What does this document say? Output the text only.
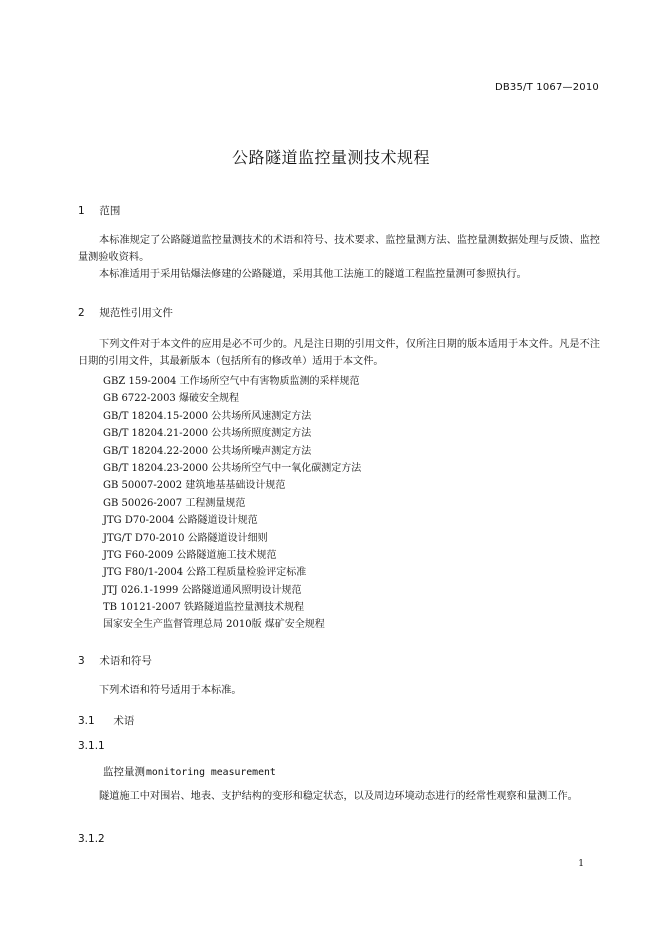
DB35/T 1067—2010
公路隧道监控量测技术规程
1 范围
本标准规定了公路隧道监控量测技术的术语和符号、技术要求、监控量测方法、监控量测数据处理与反馈、监控量测验收资料。
本标准适用于采用钻爆法修建的公路隧道，采用其他工法施工的隧道工程监控量测可参照执行。
2 规范性引用文件
下列文件对于本文件的应用是必不可少的。凡是注日期的引用文件，仅所注日期的版本适用于本文件。凡是不注日期的引用文件，其最新版本（包括所有的修改单）适用于本文件。
GBZ 159-2004 工作场所空气中有害物质监测的采样规范
GB 6722-2003 爆破安全规程
GB/T 18204.15-2000 公共场所风速测定方法
GB/T 18204.21-2000 公共场所照度测定方法
GB/T 18204.22-2000 公共场所噪声测定方法
GB/T 18204.23-2000 公共场所空气中一氧化碳测定方法
GB 50007-2002 建筑地基基础设计规范
GB 50026-2007 工程测量规范
JTG D70-2004 公路隧道设计规范
JTG/T D70-2010 公路隧道设计细则
JTG F60-2009 公路隧道施工技术规范
JTG F80/1-2004 公路工程质量检验评定标准
JTJ 026.1-1999 公路隧道通风照明设计规范
TB 10121-2007 铁路隧道监控量测技术规程
国家安全生产监督管理总局 2010版 煤矿安全规程
3 术语和符号
下列术语和符号适用于本标准。
3.1 术语
3.1.1
监控量测monitoring measurement
隧道施工中对围岩、地表、支护结构的变形和稳定状态，以及周边环境动态进行的经常性观察和量测工作。
3.1.2
1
▬▬▬▬▬▬
**Instructions for the task:** Give an exact copy of the material, leaving out every picture.

**Response to this exercise:**
What does this document say? Output the text only.
DB35/T 1067—2010
公路隧道监控量测技术规程
1 范围
本标准规定了公路隧道监控量测技术的术语和符号、技术要求、监控量测方法、监控量测数据处理与反馈、监控量测验收资料。
本标准适用于采用钻爆法修建的公路隧道，采用其他工法施工的隧道工程监控量测可参照执行。
2 规范性引用文件
下列文件对于本文件的应用是必不可少的。凡是注日期的引用文件，仅所注日期的版本适用于本文件。凡是不注日期的引用文件，其最新版本（包括所有的修改单）适用于本文件。
GBZ 159-2004 工作场所空气中有害物质监测的采样规范
GB 6722-2003 爆破安全规程
GB/T 18204.15-2000 公共场所风速测定方法
GB/T 18204.21-2000 公共场所照度测定方法
GB/T 18204.22-2000 公共场所噪声测定方法
GB/T 18204.23-2000 公共场所空气中一氧化碳测定方法
GB 50007-2002 建筑地基基础设计规范
GB 50026-2007 工程测量规范
JTG D70-2004 公路隧道设计规范
JTG/T D70-2010 公路隧道设计细则
JTG F60-2009 公路隧道施工技术规范
JTG F80/1-2004 公路工程质量检验评定标准
JTJ 026.1-1999 公路隧道通风照明设计规范
TB 10121-2007 铁路隧道监控量测技术规程
国家安全生产监督管理总局 2010版 煤矿安全规程
3 术语和符号
下列术语和符号适用于本标准。
3.1 术语
3.1.1
监控量测monitoring measurement
隧道施工中对围岩、地表、支护结构的变形和稳定状态，以及周边环境动态进行的经常性观察和量测工作。
3.1.2
1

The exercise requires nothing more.